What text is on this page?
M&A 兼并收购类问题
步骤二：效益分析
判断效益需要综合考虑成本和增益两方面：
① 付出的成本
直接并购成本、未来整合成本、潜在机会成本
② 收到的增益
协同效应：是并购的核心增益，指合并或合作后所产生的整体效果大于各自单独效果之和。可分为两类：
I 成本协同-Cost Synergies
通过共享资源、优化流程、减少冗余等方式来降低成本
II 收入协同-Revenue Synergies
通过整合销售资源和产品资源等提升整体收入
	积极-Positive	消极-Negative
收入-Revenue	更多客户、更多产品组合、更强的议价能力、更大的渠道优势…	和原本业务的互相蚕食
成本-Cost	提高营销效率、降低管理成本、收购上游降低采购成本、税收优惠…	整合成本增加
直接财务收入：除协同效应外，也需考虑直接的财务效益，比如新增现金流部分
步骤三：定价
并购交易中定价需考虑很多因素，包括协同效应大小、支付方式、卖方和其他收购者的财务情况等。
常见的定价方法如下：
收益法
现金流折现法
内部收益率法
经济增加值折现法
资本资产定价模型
________
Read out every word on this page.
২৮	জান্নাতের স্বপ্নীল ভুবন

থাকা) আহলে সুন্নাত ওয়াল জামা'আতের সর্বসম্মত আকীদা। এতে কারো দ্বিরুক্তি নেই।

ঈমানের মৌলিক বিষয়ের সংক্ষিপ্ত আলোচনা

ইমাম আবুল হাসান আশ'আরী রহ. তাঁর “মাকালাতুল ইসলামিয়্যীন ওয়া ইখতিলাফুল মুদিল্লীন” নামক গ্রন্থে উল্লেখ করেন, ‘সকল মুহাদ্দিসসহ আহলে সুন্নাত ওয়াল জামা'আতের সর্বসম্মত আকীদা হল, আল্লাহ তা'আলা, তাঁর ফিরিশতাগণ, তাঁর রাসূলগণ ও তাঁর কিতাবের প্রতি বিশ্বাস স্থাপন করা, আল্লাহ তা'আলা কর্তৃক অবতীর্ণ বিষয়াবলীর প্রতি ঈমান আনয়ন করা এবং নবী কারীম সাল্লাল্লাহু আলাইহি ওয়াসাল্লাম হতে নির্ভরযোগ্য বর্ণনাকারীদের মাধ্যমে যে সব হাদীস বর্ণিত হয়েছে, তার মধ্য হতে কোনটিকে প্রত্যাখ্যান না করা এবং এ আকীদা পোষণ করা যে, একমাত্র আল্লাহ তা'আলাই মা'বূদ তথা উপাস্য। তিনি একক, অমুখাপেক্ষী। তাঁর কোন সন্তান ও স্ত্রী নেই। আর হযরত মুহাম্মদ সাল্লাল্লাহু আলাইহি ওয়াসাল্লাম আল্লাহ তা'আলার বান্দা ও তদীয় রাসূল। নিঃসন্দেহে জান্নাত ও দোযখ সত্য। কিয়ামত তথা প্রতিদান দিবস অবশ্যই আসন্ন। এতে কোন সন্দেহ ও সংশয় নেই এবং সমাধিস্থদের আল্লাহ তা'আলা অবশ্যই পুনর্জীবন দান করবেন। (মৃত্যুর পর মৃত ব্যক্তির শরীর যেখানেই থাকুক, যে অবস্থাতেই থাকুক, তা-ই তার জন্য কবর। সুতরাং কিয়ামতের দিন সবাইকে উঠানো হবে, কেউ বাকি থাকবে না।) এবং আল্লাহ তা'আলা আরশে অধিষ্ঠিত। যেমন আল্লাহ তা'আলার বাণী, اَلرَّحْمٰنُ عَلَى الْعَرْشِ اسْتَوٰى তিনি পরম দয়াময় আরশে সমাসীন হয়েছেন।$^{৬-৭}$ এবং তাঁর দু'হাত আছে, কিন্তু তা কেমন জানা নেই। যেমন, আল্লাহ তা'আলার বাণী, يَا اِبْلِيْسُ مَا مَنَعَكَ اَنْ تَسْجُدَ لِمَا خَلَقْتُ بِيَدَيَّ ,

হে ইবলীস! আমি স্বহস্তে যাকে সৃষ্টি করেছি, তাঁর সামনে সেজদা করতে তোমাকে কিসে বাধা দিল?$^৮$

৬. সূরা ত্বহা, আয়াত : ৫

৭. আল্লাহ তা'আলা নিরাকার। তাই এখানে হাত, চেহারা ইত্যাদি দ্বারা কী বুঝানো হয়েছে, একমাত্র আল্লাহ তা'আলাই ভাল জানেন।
________
### PROBLEM STATEMENT
Using the listing above, show every line that includes the string "Cost".

### SOLUTION TO THIS PROBLEM
I 成本协同-Cost Synergies
成本-Cost	提高营销效率、降低管理成本、收购上游降低采购成本、税收优惠…	整合成本增加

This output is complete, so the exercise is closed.